» TASK: Set down the line that contains "Extract all readable text from this page." and every line after it to the end of the entries, exactly as they stand and nothing more.
## Start RECORDS FOR THIS TASK
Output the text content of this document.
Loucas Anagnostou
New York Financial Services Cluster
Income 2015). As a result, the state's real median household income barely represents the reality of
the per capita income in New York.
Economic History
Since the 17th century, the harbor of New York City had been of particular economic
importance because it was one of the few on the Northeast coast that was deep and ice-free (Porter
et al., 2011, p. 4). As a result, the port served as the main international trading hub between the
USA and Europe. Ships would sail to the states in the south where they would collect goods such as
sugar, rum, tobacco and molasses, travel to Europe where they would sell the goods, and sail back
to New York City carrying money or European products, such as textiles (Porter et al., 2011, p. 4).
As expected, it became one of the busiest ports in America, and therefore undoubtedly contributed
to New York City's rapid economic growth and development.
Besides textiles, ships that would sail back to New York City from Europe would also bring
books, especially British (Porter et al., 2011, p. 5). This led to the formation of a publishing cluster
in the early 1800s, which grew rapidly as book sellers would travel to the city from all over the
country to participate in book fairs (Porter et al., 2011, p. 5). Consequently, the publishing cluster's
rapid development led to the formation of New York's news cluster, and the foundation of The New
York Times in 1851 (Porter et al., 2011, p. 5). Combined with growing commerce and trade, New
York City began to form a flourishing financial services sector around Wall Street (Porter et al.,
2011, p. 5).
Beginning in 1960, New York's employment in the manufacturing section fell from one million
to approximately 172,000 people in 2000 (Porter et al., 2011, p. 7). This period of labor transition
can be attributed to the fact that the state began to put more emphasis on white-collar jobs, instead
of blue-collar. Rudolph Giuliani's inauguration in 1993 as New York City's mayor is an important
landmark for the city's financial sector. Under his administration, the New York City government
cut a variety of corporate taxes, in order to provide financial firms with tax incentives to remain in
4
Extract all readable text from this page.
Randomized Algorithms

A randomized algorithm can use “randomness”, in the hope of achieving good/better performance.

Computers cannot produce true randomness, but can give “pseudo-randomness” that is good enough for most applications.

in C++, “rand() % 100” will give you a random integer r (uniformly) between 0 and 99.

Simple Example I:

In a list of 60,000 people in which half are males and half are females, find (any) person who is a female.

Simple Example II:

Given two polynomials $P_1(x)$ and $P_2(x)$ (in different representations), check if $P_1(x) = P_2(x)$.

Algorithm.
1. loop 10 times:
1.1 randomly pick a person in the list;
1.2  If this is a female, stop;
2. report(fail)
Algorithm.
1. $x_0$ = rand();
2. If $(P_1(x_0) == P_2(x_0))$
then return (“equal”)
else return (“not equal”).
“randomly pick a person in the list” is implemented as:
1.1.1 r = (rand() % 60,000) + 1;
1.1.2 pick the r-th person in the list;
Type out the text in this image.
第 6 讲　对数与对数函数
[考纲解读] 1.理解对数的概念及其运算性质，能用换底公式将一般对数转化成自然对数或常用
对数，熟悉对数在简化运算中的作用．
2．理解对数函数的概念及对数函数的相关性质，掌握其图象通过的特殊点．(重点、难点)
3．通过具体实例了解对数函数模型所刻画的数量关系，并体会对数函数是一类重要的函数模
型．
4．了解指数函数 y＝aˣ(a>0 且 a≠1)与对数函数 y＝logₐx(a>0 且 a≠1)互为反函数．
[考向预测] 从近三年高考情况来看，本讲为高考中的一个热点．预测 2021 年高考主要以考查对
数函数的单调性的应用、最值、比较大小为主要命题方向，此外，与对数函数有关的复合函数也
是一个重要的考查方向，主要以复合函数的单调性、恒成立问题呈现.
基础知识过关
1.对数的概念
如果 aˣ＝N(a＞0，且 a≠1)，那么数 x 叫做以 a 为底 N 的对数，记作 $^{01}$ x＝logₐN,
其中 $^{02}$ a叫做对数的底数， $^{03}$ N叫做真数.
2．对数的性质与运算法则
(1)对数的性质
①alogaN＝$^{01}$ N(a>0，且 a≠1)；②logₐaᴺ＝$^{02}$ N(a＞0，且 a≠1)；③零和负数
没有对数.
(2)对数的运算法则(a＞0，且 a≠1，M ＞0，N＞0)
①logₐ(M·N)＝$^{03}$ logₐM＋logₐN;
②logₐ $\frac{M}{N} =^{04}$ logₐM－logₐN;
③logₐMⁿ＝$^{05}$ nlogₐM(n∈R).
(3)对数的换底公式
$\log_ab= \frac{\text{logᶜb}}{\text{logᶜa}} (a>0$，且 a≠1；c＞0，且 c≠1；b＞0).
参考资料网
## End RECORDS FOR THIS TASK
» RESULT OF THE TASK:
Extract all readable text from this page.
Randomized Algorithms

A randomized algorithm can use “randomness”, in the hope of achieving good/better performance.

Computers cannot produce true randomness, but can give “pseudo-randomness” that is good enough for most applications.

in C++, “rand() % 100” will give you a random integer r (uniformly) between 0 and 99.

Simple Example I:

In a list of 60,000 people in which half are males and half are females, find (any) person who is a female.

Simple Example II:

Given two polynomials $P_1(x)$ and $P_2(x)$ (in different representations), check if $P_1(x) = P_2(x)$.

Algorithm.
1. loop 10 times:
1.1 randomly pick a person in the list;
1.2  If this is a female, stop;
2. report(fail)
Algorithm.
1. $x_0$ = rand();
2. If $(P_1(x_0) == P_2(x_0))$
then return (“equal”)
else return (“not equal”).
“randomly pick a person in the list” is implemented as:
1.1.1 r = (rand() % 60,000) + 1;
1.1.2 pick the r-th person in the list;
Type out the text in this image.
第 6 讲　对数与对数函数
[考纲解读] 1.理解对数的概念及其运算性质，能用换底公式将一般对数转化成自然对数或常用
对数，熟悉对数在简化运算中的作用．
2．理解对数函数的概念及对数函数的相关性质，掌握其图象通过的特殊点．(重点、难点)
3．通过具体实例了解对数函数模型所刻画的数量关系，并体会对数函数是一类重要的函数模
型．
4．了解指数函数 y＝aˣ(a>0 且 a≠1)与对数函数 y＝logₐx(a>0 且 a≠1)互为反函数．
[考向预测] 从近三年高考情况来看，本讲为高考中的一个热点．预测 2021 年高考主要以考查对
数函数的单调性的应用、最值、比较大小为主要命题方向，此外，与对数函数有关的复合函数也
是一个重要的考查方向，主要以复合函数的单调性、恒成立问题呈现.
基础知识过关
1.对数的概念
如果 aˣ＝N(a＞0，且 a≠1)，那么数 x 叫做以 a 为底 N 的对数，记作 $^{01}$ x＝logₐN,
其中 $^{02}$ a叫做对数的底数， $^{03}$ N叫做真数.
2．对数的性质与运算法则
(1)对数的性质
①alogaN＝$^{01}$ N(a>0，且 a≠1)；②logₐaᴺ＝$^{02}$ N(a＞0，且 a≠1)；③零和负数
没有对数.
(2)对数的运算法则(a＞0，且 a≠1，M ＞0，N＞0)
①logₐ(M·N)＝$^{03}$ logₐM＋logₐN;
②logₐ $\frac{M}{N} =^{04}$ logₐM－logₐN;
③logₐMⁿ＝$^{05}$ nlogₐM(n∈R).
(3)对数的换底公式
$\log_ab= \frac{\text{logᶜb}}{\text{logᶜa}} (a>0$，且 a≠1；c＞0，且 c≠1；b＞0).
参考资料网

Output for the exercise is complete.